/---

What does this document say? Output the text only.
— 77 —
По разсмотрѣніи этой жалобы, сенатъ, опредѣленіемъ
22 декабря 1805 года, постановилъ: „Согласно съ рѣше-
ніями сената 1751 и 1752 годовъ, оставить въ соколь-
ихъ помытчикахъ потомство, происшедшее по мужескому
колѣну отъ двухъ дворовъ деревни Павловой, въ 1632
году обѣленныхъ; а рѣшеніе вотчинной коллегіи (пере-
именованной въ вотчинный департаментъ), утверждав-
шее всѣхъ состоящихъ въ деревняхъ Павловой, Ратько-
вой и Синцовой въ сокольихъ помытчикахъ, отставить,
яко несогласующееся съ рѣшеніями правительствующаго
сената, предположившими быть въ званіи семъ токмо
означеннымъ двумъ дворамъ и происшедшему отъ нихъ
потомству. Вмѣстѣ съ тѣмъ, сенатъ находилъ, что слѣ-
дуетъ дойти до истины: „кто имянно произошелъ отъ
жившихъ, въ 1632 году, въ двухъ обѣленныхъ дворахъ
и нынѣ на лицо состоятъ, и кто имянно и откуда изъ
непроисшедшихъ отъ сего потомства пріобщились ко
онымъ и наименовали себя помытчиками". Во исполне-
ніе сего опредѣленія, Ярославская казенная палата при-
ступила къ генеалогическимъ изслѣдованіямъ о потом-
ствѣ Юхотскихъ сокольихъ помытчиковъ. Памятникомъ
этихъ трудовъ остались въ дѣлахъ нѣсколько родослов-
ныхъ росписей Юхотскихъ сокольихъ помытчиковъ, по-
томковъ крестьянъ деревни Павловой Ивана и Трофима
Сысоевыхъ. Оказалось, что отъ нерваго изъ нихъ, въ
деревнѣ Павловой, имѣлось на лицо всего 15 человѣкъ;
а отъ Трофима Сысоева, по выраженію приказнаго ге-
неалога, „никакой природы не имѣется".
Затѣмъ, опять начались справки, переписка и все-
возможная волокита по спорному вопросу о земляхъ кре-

\---

_Given problem_: Print the records once more, exactly as they were given.

_Result_:
What does this document say? Output the text only.
— 77 —
По разсмотрѣніи этой жалобы, сенатъ, опредѣленіемъ
22 декабря 1805 года, постановилъ: „Согласно съ рѣше-
ніями сената 1751 и 1752 годовъ, оставить въ соколь-
ихъ помытчикахъ потомство, происшедшее по мужескому
колѣну отъ двухъ дворовъ деревни Павловой, въ 1632
году обѣленныхъ; а рѣшеніе вотчинной коллегіи (пере-
именованной въ вотчинный департаментъ), утверждав-
шее всѣхъ состоящихъ въ деревняхъ Павловой, Ратько-
вой и Синцовой въ сокольихъ помытчикахъ, отставить,
яко несогласующееся съ рѣшеніями правительствующаго
сената, предположившими быть въ званіи семъ токмо
означеннымъ двумъ дворамъ и происшедшему отъ нихъ
потомству. Вмѣстѣ съ тѣмъ, сенатъ находилъ, что слѣ-
дуетъ дойти до истины: „кто имянно произошелъ отъ
жившихъ, въ 1632 году, въ двухъ обѣленныхъ дворахъ
и нынѣ на лицо состоятъ, и кто имянно и откуда изъ
непроисшедшихъ отъ сего потомства пріобщились ко
онымъ и наименовали себя помытчиками". Во исполне-
ніе сего опредѣленія, Ярославская казенная палата при-
ступила къ генеалогическимъ изслѣдованіямъ о потом-
ствѣ Юхотскихъ сокольихъ помытчиковъ. Памятникомъ
этихъ трудовъ остались въ дѣлахъ нѣсколько родослов-
ныхъ росписей Юхотскихъ сокольихъ помытчиковъ, по-
томковъ крестьянъ деревни Павловой Ивана и Трофима
Сысоевыхъ. Оказалось, что отъ нерваго изъ нихъ, въ
деревнѣ Павловой, имѣлось на лицо всего 15 человѣкъ;
а отъ Трофима Сысоева, по выраженію приказнаго ге-
неалога, „никакой природы не имѣется".
Затѣмъ, опять начались справки, переписка и все-
возможная волокита по спорному вопросу о земляхъ кре-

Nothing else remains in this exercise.